## [Exercise brief]
Output the material beneath exactly, leaving nothing out.
-- Start of Material to process --
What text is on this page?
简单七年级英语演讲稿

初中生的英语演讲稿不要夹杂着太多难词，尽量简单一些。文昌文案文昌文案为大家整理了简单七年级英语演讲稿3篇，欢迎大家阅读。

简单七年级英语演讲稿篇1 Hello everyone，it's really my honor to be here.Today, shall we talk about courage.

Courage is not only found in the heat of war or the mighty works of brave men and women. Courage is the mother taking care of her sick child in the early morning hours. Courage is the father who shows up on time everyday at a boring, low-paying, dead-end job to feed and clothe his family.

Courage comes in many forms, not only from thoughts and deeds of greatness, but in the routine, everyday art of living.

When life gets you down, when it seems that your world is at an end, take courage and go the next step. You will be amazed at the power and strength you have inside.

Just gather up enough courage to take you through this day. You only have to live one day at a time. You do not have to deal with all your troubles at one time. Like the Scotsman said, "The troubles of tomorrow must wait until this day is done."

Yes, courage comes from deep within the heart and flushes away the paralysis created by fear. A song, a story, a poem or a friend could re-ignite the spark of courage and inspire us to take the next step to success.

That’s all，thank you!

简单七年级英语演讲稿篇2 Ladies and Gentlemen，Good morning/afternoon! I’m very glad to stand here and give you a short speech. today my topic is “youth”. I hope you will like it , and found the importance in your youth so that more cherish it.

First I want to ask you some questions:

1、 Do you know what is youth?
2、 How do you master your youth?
-- End of Material to process --
## [Written answer]
What text is on this page?
简单七年级英语演讲稿

初中生的英语演讲稿不要夹杂着太多难词，尽量简单一些。文昌文案文昌文案为大家整理了简单七年级英语演讲稿3篇，欢迎大家阅读。

简单七年级英语演讲稿篇1 Hello everyone，it's really my honor to be here.Today, shall we talk about courage.

Courage is not only found in the heat of war or the mighty works of brave men and women. Courage is the mother taking care of her sick child in the early morning hours. Courage is the father who shows up on time everyday at a boring, low-paying, dead-end job to feed and clothe his family.

Courage comes in many forms, not only from thoughts and deeds of greatness, but in the routine, everyday art of living.

When life gets you down, when it seems that your world is at an end, take courage and go the next step. You will be amazed at the power and strength you have inside.

Just gather up enough courage to take you through this day. You only have to live one day at a time. You do not have to deal with all your troubles at one time. Like the Scotsman said, "The troubles of tomorrow must wait until this day is done."

Yes, courage comes from deep within the heart and flushes away the paralysis created by fear. A song, a story, a poem or a friend could re-ignite the spark of courage and inspire us to take the next step to success.

That’s all，thank you!

简单七年级英语演讲稿篇2 Ladies and Gentlemen，Good morning/afternoon! I’m very glad to stand here and give you a short speech. today my topic is “youth”. I hope you will like it , and found the importance in your youth so that more cherish it.

First I want to ask you some questions:

1、 Do you know what is youth?
2、 How do you master your youth?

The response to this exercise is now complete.